WORK INSTRUCTIONS —
Answer these questions from the text on asbestos in caulking.
(a) In what product was asbestos in caulking most commonly used?
(b) In what year did the EPA say that window putty containing asbestos did not have to be removed before demolition?
(c) Once inhaled asbestos fibers reach the body, the linings of which three places can they attach to?

DOCUMENT SECTION —
___

Asbestos in Caulking Explained
Caulk products were designed to be weatherproof, heatproof, waterproof, and durable, which is why asbestos in caulking was added to reinforce the formula.
Asbestos in caulking was most commonly used in ‘window putty,’ to help retain heat and reduce drafts.
Common places in the home that may have asbestos-containing caulk are around the seals of ovens, fireplaces, boilers, pipe joints, ducts, brickwork, and exteriors.
Asbestos fibers cannot be released from caulking unless the caulk is damaged by aging, water, impact, drilling, sanding, scraping, or attempts to remove it.
Caulking is particularly dangerous when houses are undergoing renovations or demolitions, as the asbestos becomes disturbed and can circulate throughout the air.
In construction, caulking was used to close gaps between pipes or panels, which means that workers today, such as plumbers and electricians, can be exposed to the fibers when repairing or maintaining these areas.
Asbestos in Caulking Products Today
In 1993, the U.S. Environmental Protection Agency (EPA) stated that window putty containing asbestos was not required to be removed from a building before demolition, but that the caulking will become regulated and removed if it becomes brittle.
Once caulking breaks down and becomes friable, the asbestos particles are dangerous. At this point, the EPA recommends seeking professional advice on how to remove the caulking and replace it with an asbestos-free alternative.
Being around asbestos fibers can be detrimental to health as the microscopic particles are easily inhaled. Once they reach the lining of the lungs, the heart, or the abdomen they can become attached and cause mesothelioma tumors.

___

Document layout analysis data:
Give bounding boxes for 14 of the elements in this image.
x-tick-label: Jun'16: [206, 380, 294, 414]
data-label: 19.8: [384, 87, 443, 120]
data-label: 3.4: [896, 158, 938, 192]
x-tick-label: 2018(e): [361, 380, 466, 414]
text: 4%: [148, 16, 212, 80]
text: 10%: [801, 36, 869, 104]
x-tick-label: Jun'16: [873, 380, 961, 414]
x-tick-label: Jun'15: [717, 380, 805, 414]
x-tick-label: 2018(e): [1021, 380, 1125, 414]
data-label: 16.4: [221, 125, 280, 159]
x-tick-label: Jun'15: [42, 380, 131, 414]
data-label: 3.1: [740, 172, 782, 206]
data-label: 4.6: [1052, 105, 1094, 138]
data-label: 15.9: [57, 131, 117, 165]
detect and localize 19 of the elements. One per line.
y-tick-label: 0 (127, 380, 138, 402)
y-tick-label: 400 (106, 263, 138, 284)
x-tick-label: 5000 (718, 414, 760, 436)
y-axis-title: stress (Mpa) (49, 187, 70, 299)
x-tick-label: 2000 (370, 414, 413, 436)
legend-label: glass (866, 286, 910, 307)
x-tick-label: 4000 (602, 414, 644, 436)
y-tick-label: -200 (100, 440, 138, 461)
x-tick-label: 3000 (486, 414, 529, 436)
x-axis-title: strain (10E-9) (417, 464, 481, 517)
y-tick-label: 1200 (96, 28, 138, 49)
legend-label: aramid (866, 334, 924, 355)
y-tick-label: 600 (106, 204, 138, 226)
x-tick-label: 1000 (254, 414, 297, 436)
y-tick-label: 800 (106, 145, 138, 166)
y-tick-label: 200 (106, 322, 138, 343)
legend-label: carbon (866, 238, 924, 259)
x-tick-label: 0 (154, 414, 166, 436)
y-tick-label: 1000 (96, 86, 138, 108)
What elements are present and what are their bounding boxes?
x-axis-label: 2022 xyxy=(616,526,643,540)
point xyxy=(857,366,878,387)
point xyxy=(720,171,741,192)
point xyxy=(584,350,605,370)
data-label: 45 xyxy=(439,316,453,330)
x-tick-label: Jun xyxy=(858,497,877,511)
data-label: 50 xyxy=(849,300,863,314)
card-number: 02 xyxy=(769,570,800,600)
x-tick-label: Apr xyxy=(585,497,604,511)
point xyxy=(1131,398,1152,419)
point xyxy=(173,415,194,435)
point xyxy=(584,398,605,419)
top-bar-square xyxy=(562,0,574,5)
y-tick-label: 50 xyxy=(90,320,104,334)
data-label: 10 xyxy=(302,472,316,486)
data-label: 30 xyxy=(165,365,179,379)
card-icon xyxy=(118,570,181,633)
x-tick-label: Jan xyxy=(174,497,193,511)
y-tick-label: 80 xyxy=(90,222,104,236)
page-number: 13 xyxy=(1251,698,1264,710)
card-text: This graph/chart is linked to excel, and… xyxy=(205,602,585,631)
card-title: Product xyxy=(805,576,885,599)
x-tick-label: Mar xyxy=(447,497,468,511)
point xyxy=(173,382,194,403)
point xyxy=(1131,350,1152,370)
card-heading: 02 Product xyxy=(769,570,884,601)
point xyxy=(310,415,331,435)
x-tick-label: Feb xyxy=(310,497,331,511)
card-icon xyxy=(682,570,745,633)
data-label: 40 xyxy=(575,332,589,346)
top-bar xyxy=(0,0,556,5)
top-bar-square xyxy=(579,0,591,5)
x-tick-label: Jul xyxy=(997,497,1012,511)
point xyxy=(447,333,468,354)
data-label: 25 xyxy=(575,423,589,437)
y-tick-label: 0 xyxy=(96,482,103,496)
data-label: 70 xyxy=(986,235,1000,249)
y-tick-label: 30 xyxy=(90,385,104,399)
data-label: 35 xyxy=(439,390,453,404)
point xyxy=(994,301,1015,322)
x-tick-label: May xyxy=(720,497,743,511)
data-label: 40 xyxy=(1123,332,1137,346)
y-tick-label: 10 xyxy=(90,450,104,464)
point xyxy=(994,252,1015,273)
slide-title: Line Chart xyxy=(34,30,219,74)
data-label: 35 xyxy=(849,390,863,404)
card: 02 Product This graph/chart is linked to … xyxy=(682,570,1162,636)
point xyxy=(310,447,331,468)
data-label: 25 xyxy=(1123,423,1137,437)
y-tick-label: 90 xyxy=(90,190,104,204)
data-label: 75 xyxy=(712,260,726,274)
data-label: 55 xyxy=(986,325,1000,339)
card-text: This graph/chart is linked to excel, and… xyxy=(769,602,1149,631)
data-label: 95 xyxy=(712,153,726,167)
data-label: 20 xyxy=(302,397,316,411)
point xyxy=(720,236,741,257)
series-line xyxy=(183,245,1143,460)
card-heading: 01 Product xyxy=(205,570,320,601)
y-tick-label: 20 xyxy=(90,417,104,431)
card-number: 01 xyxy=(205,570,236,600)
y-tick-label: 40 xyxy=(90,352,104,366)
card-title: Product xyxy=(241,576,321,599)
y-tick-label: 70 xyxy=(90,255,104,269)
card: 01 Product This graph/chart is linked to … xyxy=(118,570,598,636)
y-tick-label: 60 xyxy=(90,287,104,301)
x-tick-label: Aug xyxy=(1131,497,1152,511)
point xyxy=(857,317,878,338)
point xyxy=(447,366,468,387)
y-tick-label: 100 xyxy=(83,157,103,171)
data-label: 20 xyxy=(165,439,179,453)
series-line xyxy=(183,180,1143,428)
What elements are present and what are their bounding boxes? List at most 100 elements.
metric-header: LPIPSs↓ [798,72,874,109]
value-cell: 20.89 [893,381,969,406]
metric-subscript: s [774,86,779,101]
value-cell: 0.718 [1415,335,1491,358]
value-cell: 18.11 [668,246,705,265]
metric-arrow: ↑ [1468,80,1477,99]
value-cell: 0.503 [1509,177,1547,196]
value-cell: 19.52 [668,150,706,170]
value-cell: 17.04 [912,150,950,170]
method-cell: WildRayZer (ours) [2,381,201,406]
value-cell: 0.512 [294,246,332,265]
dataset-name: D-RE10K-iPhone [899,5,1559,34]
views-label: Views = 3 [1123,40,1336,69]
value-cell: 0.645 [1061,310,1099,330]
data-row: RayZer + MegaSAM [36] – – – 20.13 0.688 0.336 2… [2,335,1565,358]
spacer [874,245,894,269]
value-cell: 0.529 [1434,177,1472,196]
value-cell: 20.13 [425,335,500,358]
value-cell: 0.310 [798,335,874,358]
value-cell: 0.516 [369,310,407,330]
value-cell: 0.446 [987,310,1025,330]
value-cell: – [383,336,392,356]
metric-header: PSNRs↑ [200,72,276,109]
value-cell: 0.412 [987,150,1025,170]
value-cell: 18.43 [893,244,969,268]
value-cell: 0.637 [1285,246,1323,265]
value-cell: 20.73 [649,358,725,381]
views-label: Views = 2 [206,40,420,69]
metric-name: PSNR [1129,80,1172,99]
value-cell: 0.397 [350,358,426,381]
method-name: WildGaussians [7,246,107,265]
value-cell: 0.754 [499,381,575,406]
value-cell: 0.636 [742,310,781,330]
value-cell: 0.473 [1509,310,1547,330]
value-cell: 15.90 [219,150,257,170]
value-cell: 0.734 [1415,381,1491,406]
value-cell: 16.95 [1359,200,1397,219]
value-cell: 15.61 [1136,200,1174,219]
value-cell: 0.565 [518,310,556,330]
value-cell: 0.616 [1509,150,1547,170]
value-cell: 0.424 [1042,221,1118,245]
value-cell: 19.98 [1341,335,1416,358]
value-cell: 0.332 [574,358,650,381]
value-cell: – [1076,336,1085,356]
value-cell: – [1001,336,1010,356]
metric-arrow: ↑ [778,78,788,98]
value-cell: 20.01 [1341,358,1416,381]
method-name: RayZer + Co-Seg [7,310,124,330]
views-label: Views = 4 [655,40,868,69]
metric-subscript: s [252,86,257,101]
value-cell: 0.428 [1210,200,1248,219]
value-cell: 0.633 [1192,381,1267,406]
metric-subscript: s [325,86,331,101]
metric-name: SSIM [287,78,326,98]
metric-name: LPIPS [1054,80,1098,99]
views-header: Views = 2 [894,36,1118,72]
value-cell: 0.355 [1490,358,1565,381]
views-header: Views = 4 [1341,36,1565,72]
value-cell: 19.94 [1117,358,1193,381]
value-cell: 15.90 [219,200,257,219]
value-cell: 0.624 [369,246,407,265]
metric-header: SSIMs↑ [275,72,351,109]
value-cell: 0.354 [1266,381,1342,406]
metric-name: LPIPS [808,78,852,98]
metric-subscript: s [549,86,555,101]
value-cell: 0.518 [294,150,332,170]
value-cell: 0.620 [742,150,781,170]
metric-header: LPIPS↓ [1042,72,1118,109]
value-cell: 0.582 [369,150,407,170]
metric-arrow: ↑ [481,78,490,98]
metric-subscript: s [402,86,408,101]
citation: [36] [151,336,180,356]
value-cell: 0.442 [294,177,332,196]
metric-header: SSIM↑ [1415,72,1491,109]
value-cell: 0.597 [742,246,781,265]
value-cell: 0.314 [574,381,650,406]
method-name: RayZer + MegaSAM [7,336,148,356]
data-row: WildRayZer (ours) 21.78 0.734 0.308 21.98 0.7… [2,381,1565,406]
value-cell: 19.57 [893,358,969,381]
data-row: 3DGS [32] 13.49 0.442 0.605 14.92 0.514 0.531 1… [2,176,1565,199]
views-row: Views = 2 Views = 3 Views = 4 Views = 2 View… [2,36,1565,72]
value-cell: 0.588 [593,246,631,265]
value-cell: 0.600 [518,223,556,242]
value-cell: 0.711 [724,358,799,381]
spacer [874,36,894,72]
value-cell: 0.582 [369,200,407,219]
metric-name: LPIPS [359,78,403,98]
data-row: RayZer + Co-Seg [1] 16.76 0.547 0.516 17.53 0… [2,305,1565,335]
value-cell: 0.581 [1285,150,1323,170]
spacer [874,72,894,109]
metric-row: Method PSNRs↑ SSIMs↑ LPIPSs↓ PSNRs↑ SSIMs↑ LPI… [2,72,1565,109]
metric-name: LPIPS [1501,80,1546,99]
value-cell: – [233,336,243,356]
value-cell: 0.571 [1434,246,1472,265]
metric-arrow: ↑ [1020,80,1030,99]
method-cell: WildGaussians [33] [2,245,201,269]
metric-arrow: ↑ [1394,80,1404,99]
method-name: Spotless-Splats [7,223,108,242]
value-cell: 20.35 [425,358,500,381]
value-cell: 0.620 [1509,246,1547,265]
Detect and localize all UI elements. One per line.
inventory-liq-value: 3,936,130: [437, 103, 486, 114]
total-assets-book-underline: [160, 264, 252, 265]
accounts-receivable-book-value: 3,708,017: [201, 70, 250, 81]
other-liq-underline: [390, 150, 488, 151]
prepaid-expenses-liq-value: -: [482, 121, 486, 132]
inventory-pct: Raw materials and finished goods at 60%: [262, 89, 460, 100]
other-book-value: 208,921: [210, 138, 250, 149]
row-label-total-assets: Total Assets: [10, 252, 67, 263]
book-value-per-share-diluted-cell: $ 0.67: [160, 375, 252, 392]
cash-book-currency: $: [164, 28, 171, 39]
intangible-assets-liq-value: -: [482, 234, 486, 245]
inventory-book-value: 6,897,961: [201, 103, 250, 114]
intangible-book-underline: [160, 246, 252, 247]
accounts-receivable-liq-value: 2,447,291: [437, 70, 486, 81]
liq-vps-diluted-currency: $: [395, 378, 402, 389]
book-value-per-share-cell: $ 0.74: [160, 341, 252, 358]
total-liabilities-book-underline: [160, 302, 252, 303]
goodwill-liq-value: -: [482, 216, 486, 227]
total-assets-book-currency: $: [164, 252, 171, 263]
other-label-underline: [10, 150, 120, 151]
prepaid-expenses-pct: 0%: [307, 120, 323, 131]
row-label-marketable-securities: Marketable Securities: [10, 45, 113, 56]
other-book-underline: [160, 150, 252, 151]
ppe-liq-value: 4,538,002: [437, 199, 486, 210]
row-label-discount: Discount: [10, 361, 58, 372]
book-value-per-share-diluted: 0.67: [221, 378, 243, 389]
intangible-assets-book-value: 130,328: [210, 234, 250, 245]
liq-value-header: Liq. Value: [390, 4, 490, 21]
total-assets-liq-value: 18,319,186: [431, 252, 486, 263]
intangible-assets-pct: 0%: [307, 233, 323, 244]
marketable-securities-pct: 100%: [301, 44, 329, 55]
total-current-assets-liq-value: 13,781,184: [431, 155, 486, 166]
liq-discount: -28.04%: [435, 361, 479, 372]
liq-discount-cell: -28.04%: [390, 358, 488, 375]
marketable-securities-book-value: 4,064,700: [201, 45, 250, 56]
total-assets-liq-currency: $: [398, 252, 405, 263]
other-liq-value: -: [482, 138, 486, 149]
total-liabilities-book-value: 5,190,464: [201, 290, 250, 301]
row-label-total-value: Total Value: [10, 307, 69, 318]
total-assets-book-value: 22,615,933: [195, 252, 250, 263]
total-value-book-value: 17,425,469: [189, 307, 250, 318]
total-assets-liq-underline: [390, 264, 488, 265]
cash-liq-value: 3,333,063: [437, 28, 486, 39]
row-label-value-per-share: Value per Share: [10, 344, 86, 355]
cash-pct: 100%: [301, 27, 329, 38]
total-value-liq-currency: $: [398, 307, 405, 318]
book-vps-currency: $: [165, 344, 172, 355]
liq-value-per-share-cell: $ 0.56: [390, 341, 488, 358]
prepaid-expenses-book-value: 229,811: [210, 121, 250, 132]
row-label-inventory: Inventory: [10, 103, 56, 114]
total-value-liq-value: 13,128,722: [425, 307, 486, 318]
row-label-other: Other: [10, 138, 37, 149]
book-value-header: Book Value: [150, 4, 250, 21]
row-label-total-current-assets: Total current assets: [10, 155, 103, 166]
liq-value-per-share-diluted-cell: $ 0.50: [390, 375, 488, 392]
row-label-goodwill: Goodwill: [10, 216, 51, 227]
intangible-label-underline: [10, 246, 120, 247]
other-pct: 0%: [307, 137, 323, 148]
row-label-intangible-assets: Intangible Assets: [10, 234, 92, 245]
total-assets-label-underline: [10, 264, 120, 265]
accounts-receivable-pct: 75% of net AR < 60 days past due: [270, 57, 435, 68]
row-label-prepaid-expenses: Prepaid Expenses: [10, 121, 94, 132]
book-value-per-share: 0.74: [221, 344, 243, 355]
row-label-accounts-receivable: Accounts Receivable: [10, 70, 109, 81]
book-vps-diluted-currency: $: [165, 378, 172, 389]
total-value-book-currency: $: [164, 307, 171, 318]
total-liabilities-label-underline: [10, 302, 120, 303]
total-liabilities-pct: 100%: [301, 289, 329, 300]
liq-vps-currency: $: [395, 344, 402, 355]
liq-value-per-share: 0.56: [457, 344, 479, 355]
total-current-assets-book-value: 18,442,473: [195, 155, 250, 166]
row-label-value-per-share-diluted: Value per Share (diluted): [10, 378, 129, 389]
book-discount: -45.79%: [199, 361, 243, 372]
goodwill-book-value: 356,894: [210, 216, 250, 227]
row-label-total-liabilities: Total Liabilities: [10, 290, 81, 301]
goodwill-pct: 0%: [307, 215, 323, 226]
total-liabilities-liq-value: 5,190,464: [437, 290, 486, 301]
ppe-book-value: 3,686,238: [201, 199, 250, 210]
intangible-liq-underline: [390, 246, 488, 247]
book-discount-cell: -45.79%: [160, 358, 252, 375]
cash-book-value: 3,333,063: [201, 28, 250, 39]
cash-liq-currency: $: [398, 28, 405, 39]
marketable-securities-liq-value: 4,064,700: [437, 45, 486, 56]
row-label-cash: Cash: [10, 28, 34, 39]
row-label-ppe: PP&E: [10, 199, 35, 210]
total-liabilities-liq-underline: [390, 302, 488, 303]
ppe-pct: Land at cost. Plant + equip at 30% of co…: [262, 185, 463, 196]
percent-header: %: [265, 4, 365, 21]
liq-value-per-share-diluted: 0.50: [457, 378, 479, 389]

___

RESULT OF THIS TASK —
(a) Window putty
(b) 1993
(c) The lungs, the heart, or the abdomen